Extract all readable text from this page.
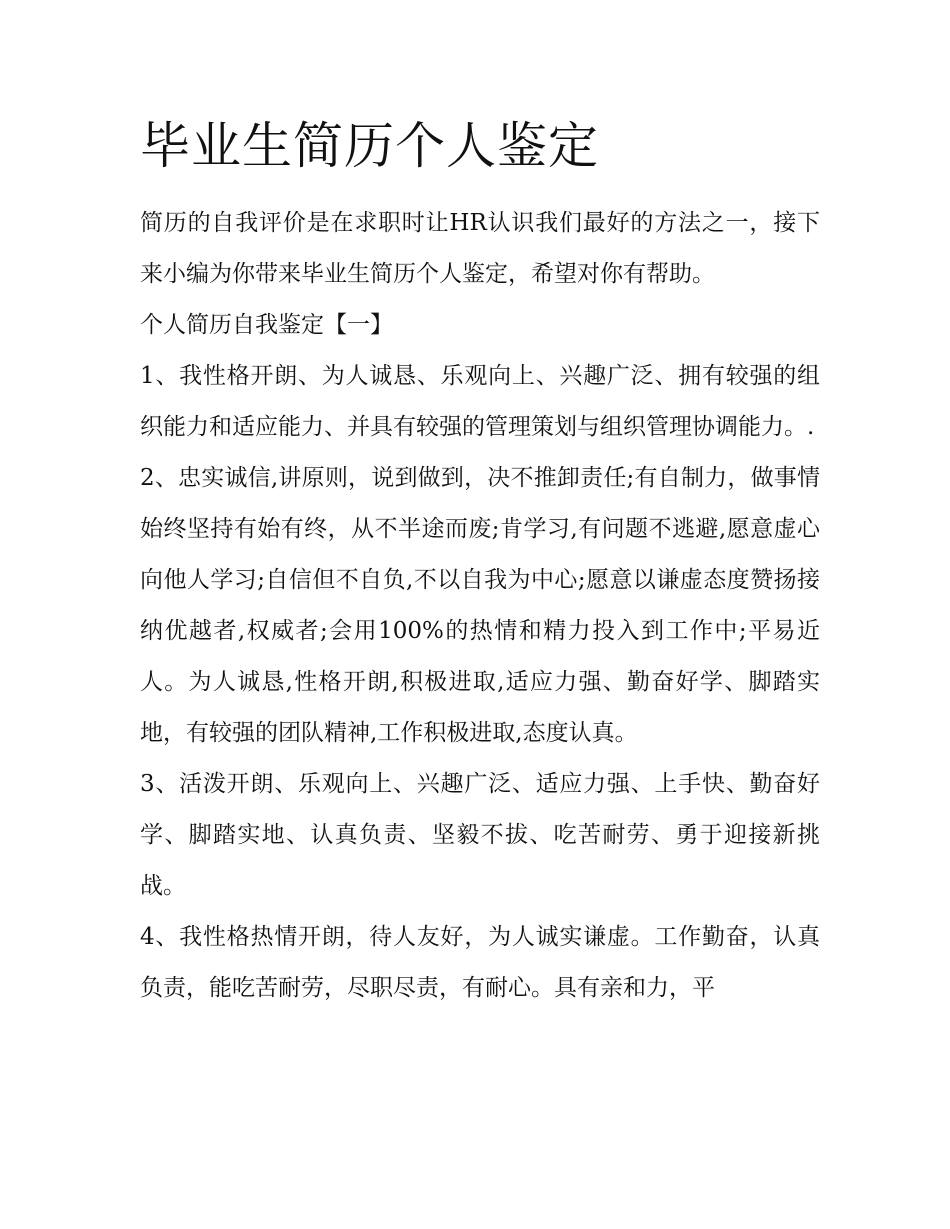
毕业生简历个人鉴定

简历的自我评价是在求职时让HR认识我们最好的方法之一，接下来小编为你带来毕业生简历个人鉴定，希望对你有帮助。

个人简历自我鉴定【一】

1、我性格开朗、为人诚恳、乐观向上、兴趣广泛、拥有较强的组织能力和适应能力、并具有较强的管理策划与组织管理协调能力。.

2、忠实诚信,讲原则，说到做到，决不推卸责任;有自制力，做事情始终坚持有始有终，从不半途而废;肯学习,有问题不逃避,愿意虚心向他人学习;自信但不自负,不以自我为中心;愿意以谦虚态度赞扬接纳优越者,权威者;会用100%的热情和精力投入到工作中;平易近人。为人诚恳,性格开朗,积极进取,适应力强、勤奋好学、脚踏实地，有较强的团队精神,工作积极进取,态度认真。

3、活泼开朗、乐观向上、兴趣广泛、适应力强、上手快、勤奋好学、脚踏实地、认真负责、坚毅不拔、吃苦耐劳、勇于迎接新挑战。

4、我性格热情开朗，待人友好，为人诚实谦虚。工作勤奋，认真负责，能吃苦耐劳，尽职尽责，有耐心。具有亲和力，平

### To do
Collect every line with the string "勤奋好学" from the records, and copy each.

### Worked answer
2、忠实诚信,讲原则，说到做到，决不推卸责任;有自制力，做事情始终坚持有始有终，从不半途而废;肯学习,有问题不逃避,愿意虚心向他人学习;自信但不自负,不以自我为中心;愿意以谦虚态度赞扬接纳优越者,权威者;会用100%的热情和精力投入到工作中;平易近人。为人诚恳,性格开朗,积极进取,适应力强、勤奋好学、脚踏实地，有较强的团队精神,工作积极进取,态度认真。
3、活泼开朗、乐观向上、兴趣广泛、适应力强、上手快、勤奋好学、脚踏实地、认真负责、坚毅不拔、吃苦耐劳、勇于迎接新挑战。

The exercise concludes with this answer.